Extract the complete data exactly as given.

Recorded data:
***
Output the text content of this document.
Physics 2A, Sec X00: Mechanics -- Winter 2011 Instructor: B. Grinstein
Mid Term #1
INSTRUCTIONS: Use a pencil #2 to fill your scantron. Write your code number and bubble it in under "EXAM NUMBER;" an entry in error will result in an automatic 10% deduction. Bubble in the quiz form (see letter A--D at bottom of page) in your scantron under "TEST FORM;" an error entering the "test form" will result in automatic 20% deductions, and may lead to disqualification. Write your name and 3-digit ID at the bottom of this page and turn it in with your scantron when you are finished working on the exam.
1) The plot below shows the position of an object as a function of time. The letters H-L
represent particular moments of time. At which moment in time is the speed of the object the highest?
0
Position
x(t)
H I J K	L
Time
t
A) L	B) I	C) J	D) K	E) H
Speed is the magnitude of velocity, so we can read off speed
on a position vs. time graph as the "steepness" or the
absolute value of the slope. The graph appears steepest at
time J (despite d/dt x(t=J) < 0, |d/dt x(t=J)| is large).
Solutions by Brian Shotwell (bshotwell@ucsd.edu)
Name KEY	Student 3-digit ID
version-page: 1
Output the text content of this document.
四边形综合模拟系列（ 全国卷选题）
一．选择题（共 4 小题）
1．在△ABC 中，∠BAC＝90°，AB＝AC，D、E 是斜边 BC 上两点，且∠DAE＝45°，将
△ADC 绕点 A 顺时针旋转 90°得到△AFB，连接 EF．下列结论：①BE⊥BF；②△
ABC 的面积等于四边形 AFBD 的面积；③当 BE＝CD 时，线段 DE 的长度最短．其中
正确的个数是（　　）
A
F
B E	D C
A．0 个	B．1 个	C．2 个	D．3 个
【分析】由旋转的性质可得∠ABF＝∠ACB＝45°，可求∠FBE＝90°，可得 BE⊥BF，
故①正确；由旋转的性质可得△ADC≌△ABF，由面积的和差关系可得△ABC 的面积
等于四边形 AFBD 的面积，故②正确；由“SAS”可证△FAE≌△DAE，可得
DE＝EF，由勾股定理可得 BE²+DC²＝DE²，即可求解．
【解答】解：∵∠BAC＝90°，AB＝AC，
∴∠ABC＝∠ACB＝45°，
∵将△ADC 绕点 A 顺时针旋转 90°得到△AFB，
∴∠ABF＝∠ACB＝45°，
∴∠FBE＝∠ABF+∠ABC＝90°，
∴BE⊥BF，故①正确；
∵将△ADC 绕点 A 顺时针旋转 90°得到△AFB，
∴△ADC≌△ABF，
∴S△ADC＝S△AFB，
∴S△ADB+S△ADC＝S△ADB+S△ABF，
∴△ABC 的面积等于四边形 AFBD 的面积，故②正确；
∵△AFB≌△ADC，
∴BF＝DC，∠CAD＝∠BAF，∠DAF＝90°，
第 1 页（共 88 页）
***
Result:
Output the text content of this document.
Physics 2A, Sec X00: Mechanics -- Winter 2011 Instructor: B. Grinstein
Mid Term #1
INSTRUCTIONS: Use a pencil #2 to fill your scantron. Write your code number and bubble it in under "EXAM NUMBER;" an entry in error will result in an automatic 10% deduction. Bubble in the quiz form (see letter A--D at bottom of page) in your scantron under "TEST FORM;" an error entering the "test form" will result in automatic 20% deductions, and may lead to disqualification. Write your name and 3-digit ID at the bottom of this page and turn it in with your scantron when you are finished working on the exam.
1) The plot below shows the position of an object as a function of time. The letters H-L
represent particular moments of time. At which moment in time is the speed of the object the highest?
0
Position
x(t)
H I J K	L
Time
t
A) L	B) I	C) J	D) K	E) H
Speed is the magnitude of velocity, so we can read off speed
on a position vs. time graph as the "steepness" or the
absolute value of the slope. The graph appears steepest at
time J (despite d/dt x(t=J) < 0, |d/dt x(t=J)| is large).
Solutions by Brian Shotwell (bshotwell@ucsd.edu)
Name KEY	Student 3-digit ID
version-page: 1
Output the text content of this document.
四边形综合模拟系列（ 全国卷选题）
一．选择题（共 4 小题）
1．在△ABC 中，∠BAC＝90°，AB＝AC，D、E 是斜边 BC 上两点，且∠DAE＝45°，将
△ADC 绕点 A 顺时针旋转 90°得到△AFB，连接 EF．下列结论：①BE⊥BF；②△
ABC 的面积等于四边形 AFBD 的面积；③当 BE＝CD 时，线段 DE 的长度最短．其中
正确的个数是（　　）
A
F
B E	D C
A．0 个	B．1 个	C．2 个	D．3 个
【分析】由旋转的性质可得∠ABF＝∠ACB＝45°，可求∠FBE＝90°，可得 BE⊥BF，
故①正确；由旋转的性质可得△ADC≌△ABF，由面积的和差关系可得△ABC 的面积
等于四边形 AFBD 的面积，故②正确；由“SAS”可证△FAE≌△DAE，可得
DE＝EF，由勾股定理可得 BE²+DC²＝DE²，即可求解．
【解答】解：∵∠BAC＝90°，AB＝AC，
∴∠ABC＝∠ACB＝45°，
∵将△ADC 绕点 A 顺时针旋转 90°得到△AFB，
∴∠ABF＝∠ACB＝45°，
∴∠FBE＝∠ABF+∠ABC＝90°，
∴BE⊥BF，故①正确；
∵将△ADC 绕点 A 顺时针旋转 90°得到△AFB，
∴△ADC≌△ABF，
∴S△ADC＝S△AFB，
∴S△ADB+S△ADC＝S△ADB+S△ABF，
∴△ABC 的面积等于四边形 AFBD 的面积，故②正确；
∵△AFB≌△ADC，
∴BF＝DC，∠CAD＝∠BAF，∠DAF＝90°，
第 1 页（共 88 页）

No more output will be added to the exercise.